··· DATASET EXCERPTS

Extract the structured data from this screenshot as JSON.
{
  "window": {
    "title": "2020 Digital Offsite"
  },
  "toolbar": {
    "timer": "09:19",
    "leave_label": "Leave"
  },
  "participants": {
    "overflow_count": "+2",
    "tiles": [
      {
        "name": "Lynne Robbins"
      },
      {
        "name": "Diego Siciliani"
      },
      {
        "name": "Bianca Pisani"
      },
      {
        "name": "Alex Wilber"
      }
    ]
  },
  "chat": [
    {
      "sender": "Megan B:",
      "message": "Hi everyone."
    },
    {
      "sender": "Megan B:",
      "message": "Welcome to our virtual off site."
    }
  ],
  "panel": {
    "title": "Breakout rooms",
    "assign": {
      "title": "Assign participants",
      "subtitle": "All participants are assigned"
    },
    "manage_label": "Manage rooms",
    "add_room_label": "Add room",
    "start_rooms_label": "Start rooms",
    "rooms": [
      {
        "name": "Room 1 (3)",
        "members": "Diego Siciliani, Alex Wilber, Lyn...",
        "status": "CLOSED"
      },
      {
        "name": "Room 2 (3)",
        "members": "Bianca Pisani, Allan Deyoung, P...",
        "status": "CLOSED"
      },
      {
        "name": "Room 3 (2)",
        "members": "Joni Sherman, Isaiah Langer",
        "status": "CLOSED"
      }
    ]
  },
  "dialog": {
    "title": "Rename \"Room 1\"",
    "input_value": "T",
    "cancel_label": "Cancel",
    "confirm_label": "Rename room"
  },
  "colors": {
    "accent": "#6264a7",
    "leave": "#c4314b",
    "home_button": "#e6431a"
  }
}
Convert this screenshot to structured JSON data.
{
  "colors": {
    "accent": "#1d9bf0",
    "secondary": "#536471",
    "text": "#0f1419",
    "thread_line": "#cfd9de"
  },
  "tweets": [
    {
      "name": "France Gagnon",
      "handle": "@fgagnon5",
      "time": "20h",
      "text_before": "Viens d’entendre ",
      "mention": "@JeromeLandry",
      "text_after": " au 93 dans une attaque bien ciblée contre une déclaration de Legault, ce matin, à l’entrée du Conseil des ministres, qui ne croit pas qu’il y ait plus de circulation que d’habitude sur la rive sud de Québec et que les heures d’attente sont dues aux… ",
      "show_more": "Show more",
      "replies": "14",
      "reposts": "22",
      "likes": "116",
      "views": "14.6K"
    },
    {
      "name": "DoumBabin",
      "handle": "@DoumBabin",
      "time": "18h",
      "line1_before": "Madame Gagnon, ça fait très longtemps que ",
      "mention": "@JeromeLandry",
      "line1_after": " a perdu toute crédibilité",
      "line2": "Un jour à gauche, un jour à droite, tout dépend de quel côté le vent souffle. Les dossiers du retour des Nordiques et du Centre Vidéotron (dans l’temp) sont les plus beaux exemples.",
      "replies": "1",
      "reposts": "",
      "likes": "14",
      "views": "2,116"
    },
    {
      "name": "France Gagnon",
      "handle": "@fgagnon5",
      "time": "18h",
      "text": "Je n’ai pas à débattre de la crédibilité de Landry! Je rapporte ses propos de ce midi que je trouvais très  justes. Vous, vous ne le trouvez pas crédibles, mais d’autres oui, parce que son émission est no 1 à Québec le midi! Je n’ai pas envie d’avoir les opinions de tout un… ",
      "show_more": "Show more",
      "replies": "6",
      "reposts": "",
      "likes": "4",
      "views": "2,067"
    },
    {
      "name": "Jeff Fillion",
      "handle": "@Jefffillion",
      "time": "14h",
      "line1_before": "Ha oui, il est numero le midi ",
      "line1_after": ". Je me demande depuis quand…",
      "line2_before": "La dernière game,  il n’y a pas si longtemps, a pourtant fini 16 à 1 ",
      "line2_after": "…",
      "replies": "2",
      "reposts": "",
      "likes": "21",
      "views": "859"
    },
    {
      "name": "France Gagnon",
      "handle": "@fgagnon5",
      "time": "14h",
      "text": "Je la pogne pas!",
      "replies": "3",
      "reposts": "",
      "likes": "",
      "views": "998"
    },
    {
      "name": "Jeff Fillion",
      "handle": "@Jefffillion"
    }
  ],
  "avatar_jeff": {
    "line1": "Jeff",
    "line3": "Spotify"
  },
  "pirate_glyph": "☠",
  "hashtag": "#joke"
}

······

## WRITTEN REQUEST
Hand back the material above in full, exactly as written.

## SOLUTION BELOW
Extract the structured data from this screenshot as JSON.
{
  "window": {
    "title": "2020 Digital Offsite"
  },
  "toolbar": {
    "timer": "09:19",
    "leave_label": "Leave"
  },
  "participants": {
    "overflow_count": "+2",
    "tiles": [
      {
        "name": "Lynne Robbins"
      },
      {
        "name": "Diego Siciliani"
      },
      {
        "name": "Bianca Pisani"
      },
      {
        "name": "Alex Wilber"
      }
    ]
  },
  "chat": [
    {
      "sender": "Megan B:",
      "message": "Hi everyone."
    },
    {
      "sender": "Megan B:",
      "message": "Welcome to our virtual off site."
    }
  ],
  "panel": {
    "title": "Breakout rooms",
    "assign": {
      "title": "Assign participants",
      "subtitle": "All participants are assigned"
    },
    "manage_label": "Manage rooms",
    "add_room_label": "Add room",
    "start_rooms_label": "Start rooms",
    "rooms": [
      {
        "name": "Room 1 (3)",
        "members": "Diego Siciliani, Alex Wilber, Lyn...",
        "status": "CLOSED"
      },
      {
        "name": "Room 2 (3)",
        "members": "Bianca Pisani, Allan Deyoung, P...",
        "status": "CLOSED"
      },
      {
        "name": "Room 3 (2)",
        "members": "Joni Sherman, Isaiah Langer",
        "status": "CLOSED"
      }
    ]
  },
  "dialog": {
    "title": "Rename \"Room 1\"",
    "input_value": "T",
    "cancel_label": "Cancel",
    "confirm_label": "Rename room"
  },
  "colors": {
    "accent": "#6264a7",
    "leave": "#c4314b",
    "home_button": "#e6431a"
  }
}
Convert this screenshot to structured JSON data.
{
  "colors": {
    "accent": "#1d9bf0",
    "secondary": "#536471",
    "text": "#0f1419",
    "thread_line": "#cfd9de"
  },
  "tweets": [
    {
      "name": "France Gagnon",
      "handle": "@fgagnon5",
      "time": "20h",
      "text_before": "Viens d’entendre ",
      "mention": "@JeromeLandry",
      "text_after": " au 93 dans une attaque bien ciblée contre une déclaration de Legault, ce matin, à l’entrée du Conseil des ministres, qui ne croit pas qu’il y ait plus de circulation que d’habitude sur la rive sud de Québec et que les heures d’attente sont dues aux… ",
      "show_more": "Show more",
      "replies": "14",
      "reposts": "22",
      "likes": "116",
      "views": "14.6K"
    },
    {
      "name": "DoumBabin",
      "handle": "@DoumBabin",
      "time": "18h",
      "line1_before": "Madame Gagnon, ça fait très longtemps que ",
      "mention": "@JeromeLandry",
      "line1_after": " a perdu toute crédibilité",
      "line2": "Un jour à gauche, un jour à droite, tout dépend de quel côté le vent souffle. Les dossiers du retour des Nordiques et du Centre Vidéotron (dans l’temp) sont les plus beaux exemples.",
      "replies": "1",
      "reposts": "",
      "likes": "14",
      "views": "2,116"
    },
    {
      "name": "France Gagnon",
      "handle": "@fgagnon5",
      "time": "18h",
      "text": "Je n’ai pas à débattre de la crédibilité de Landry! Je rapporte ses propos de ce midi que je trouvais très  justes. Vous, vous ne le trouvez pas crédibles, mais d’autres oui, parce que son émission est no 1 à Québec le midi! Je n’ai pas envie d’avoir les opinions de tout un… ",
      "show_more": "Show more",
      "replies": "6",
      "reposts": "",
      "likes": "4",
      "views": "2,067"
    },
    {
      "name": "Jeff Fillion",
      "handle": "@Jefffillion",
      "time": "14h",
      "line1_before": "Ha oui, il est numero le midi ",
      "line1_after": ". Je me demande depuis quand…",
      "line2_before": "La dernière game,  il n’y a pas si longtemps, a pourtant fini 16 à 1 ",
      "line2_after": "…",
      "replies": "2",
      "reposts": "",
      "likes": "21",
      "views": "859"
    },
    {
      "name": "France Gagnon",
      "handle": "@fgagnon5",
      "time": "14h",
      "text": "Je la pogne pas!",
      "replies": "3",
      "reposts": "",
      "likes": "",
      "views": "998"
    },
    {
      "name": "Jeff Fillion",
      "handle": "@Jefffillion"
    }
  ],
  "avatar_jeff": {
    "line1": "Jeff",
    "line3": "Spotify"
  },
  "pirate_glyph": "☠",
  "hashtag": "#joke"
}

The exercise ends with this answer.